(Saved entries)
....................

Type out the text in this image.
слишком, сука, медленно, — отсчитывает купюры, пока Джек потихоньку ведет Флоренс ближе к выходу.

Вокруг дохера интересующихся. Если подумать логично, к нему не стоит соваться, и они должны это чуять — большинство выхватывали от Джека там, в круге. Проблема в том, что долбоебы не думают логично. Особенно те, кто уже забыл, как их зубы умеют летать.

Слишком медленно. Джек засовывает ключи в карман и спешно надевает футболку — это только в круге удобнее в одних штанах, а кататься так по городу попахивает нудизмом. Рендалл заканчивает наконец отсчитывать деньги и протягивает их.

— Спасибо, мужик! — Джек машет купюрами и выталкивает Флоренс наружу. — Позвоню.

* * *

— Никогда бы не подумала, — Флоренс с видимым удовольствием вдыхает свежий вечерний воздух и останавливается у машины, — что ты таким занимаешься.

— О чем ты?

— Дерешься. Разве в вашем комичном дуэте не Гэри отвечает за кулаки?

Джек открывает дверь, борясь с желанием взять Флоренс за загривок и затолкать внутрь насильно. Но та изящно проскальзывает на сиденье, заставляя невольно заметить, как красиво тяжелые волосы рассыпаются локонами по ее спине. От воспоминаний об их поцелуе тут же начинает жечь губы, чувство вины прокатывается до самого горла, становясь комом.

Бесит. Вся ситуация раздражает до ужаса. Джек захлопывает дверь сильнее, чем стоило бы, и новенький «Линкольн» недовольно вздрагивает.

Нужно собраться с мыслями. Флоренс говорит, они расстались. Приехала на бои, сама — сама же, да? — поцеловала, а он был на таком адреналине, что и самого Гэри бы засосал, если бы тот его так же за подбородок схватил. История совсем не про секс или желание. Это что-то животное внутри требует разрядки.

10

....................

| Your instructions |
From the data above, copy each line where the string "круге" appears.

| Answer for this exercise |
Вокруг дохера интересующихся. Если подумать логично, к нему не стоит соваться, и они должны это чуять — большинство выхватывали от Джека там, в круге. Проблема в том, что долбоебы не думают логично. Особенно те, кто уже забыл, как их зубы умеют летать.
Слишком медленно. Джек засовывает ключи в карман и спешно надевает футболку — это только в круге удобнее в одних штанах, а кататься так по городу попахивает нудизмом. Рендалл заканчивает наконец отсчитывать деньги и протягивает их.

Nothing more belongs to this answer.